### EXTRACTED TEXT

Material and methods
SNPs associated with AVNFH and functional implication
The SNPs associated with AVNFH were obtained from literature. The inclusion criteria were all SNPs that have association with AVNFH/osteonecrosis, while all those that did not show any association in a particular study with AVNFH/osteonecrosis were excluded. GWAS data for AVNFH/osteonecrosis was also searched and SNPs were included. SNPs which were associated only with osteonecrosis other than that of femoral head were excluded. The SNPs were categorised into Exonic, which contained the synonymous and non-synonymous SNPs, Intronic in introns, promoters, 3ÚTR and intergenic regions. The list of SNPs was binned into pathways using ClueGO 70 plugin of cytoscape for pathway annotation 71 and the pathway networks were visualised in Cytoscape. ClueGO uses KEGG, Reactome and WikiPathways 72–74 to bin genes into pathways. Further the functional implication of SNPs was discerned by literature search for experimentally validated data. For finding experimental validation of SNPs associated with AVNFH from literature OMIM data base was searched and search was also carried out with rs ID or name/notation of genes followed by functional implications or experimental validation. All SNPs with impaired function or implications for a function were included while those without any consequence were excluded.
AVNFH gene expression microarray, proteomic and metabolomics data
The gene expression microarray study involved a genome wide Gene expression profiling of hip articular cartilage with AVNFH. Gene expression microarray data of GEO accession GSE74089 was obtained from Gene Expression Omnibus75 (GEO; https://www.ncbi.nlm.nih.gov/geo/) based on the platform GPL13497 (Agilent-026652 Whole Human Genome Microarray 4 × 44 K v2), deposited by Ruiyu L24. Gene expression profiling of AVNFH articular cartilage was carried out by collecting hip articular cartilage specimens from 12 AVNFH patients and 12 healthy controls. Microarray data of GEO accession GSE74847 was used which studied RANKL induced osteoclastogenesis using RAW 264.7 cells76. The Proteomic data from AVNFH bone tissue compared to healthy control bone tissue was used from a published dataset26. Data from three published metabolomic analyses were used for our study. Our previous study involving targeted metabolomics of plasma samples from 14 patients compared to 14 healthy control samples were used1, a global non-targeted metabolomics of plasma samples from 30 AVNFH patients compared to 30 healthy controls23, and a bone trabecular metabolomics study of 28 patients compared to 20 controls25.

######

**TASKS:**
1 - In the methods text on AVNFH, how many patients and how many healthy controls gave hip articular cartilage for the gene expression profiling?
2 - Write the next part of the methods text on AVNFH, starting after its last sentence.
The data that comes next has nothing to do with the methods text on AVNFH.

### GIVEN DATA

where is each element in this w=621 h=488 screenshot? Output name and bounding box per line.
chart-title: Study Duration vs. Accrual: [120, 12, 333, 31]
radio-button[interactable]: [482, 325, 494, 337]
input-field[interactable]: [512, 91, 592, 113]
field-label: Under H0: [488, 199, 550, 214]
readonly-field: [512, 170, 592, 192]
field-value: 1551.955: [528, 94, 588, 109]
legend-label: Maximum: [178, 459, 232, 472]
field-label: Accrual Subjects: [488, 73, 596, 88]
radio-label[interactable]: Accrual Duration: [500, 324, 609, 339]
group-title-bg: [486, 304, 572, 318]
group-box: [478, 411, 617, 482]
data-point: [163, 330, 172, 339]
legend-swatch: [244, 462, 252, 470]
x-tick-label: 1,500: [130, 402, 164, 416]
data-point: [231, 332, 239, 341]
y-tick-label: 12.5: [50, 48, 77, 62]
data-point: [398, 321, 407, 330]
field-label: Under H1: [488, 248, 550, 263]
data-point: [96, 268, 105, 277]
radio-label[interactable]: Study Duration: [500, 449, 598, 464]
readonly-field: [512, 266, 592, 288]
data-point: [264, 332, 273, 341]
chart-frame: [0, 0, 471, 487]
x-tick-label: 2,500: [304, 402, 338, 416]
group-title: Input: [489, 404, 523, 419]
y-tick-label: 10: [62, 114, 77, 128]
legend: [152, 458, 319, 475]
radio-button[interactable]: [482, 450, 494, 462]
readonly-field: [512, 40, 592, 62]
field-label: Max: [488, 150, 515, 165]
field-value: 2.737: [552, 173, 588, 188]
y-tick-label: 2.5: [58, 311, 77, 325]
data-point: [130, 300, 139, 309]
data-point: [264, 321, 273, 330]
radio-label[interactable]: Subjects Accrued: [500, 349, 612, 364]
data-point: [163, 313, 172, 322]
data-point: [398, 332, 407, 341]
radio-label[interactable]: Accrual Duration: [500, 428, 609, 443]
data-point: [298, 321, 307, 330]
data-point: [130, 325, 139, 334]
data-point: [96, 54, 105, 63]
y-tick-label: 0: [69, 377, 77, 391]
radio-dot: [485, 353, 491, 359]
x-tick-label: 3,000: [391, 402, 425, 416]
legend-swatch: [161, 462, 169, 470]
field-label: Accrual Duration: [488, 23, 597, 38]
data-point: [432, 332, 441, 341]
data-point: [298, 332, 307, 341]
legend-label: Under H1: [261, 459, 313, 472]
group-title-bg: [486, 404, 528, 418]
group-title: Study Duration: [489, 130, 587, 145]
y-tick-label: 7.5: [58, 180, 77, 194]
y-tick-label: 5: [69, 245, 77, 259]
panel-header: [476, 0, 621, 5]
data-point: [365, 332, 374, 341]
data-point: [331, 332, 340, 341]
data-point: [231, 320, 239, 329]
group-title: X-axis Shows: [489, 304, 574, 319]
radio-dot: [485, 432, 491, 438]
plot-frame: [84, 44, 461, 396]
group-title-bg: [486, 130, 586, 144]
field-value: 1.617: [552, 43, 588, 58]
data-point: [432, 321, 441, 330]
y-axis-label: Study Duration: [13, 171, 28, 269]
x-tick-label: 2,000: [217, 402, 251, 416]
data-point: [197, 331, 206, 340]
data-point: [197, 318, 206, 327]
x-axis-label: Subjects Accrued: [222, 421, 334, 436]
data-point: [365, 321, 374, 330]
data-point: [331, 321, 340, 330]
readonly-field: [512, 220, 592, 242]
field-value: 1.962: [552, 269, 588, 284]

######

**TASK RESPONSES:**
1 - 12 AVNFH patients and 12 healthy controls.

2 -
Differential gene expression analysis and data pre-processing
The GEO2R web tool was used to define two groups of samples namely (necrotic femoral head) ‘NFH’ and ‘Control’, and to perform Differential Gene Expression analysis77. The GEO2R tool uses the GEO-query and limma R packages from the Bioconductor project to compare the original processed data tables supplied by the submitter. The GEOquery R package parses GEO data into R data structures that can be used by other R packages77. The limma (Linear Models for Microarray Analysis) R package has statistical tests for identifying differentially expressed genes78. The GEO2R tool was used to define groups such that the logFC gave fold change of NFH group with respect to Control group. i.e., a positive logFC implied upregulation of gene in NFH group and negative logFC implied downregulation in NFH group.
The adjusted p. Value from the Limma package was used to identify genes that were significantly differentially expressed between the Control and NFH patient sample. The Value adjustments, also called multiple-testing corrections, attempt to correct for the occurrence of false positive results. The Benjamini & Hochberg false discovery rate method79 was used for adjustment of the microarray data and provide a good balance between discovery of statistically significant genes and limitation of false positives. Significant differentially expressed genes of Adjusted P. Value ≤ 0.05 were used for this study. Significant changes in the proteomic and metabolomics analyses were obtained from the respective published datasets.
ClueGO and metaboanalyst pathway annotation analyses
The ClueGO plugin of Cytoscape was used for pathway annotation analysis70,71. ClueGo can perform Enrichment (right-sided hypergeometric test), Depletion (left-sided hypergeometric test) or Enrichment/Depletion (two-sided hypergeometric test). We have used Enrichment/Depletion (two-sided hypergeometric test) for our analyses which are recommended80. The significant differentially expressed genes were used for querying Reactome, KEGG and WikiPathways72,73,74 databases for pathway functional analyses. The pathway terms showing term P. Value ≤ 0.05 were considered for further analysis. Significant pathways of interest were used for creating subnetworks containing specific daughter pathways with genes involved to understand differential gene expression and predict mechanism of derangement of metabolic pathways. Cytoscape tools were used to generate specific pathway networks from global pathways.
Cluepedia plugin of Cytoscape was used to add all genes present in all the pathway terms of the network81. Subnetworks of pathways showing pathway terms and their associated genes were created. logFC data of genes was then imported into cytoscape and was overlaid with the subnetwork. MetaboAnalyst tool was used to bin significant metabolites into KEGG Pathways30.
Vitamin B6, vitamin B12 and folate cofactor: protein interaction network
Since Vitamin B6, B12 and Folate cofactors are implicated in AVNFH1,82, an interaction network involving these cofactors and respective proteins was created and visualised in Cytoscape71. We have created this network based on the published dataset involving cofactors–protein interaction network used for understanding relation between human nutrition and diseases31. The created Vitamin B6, B12 and Folate cofactors – protein network was used for ClueGo analyses.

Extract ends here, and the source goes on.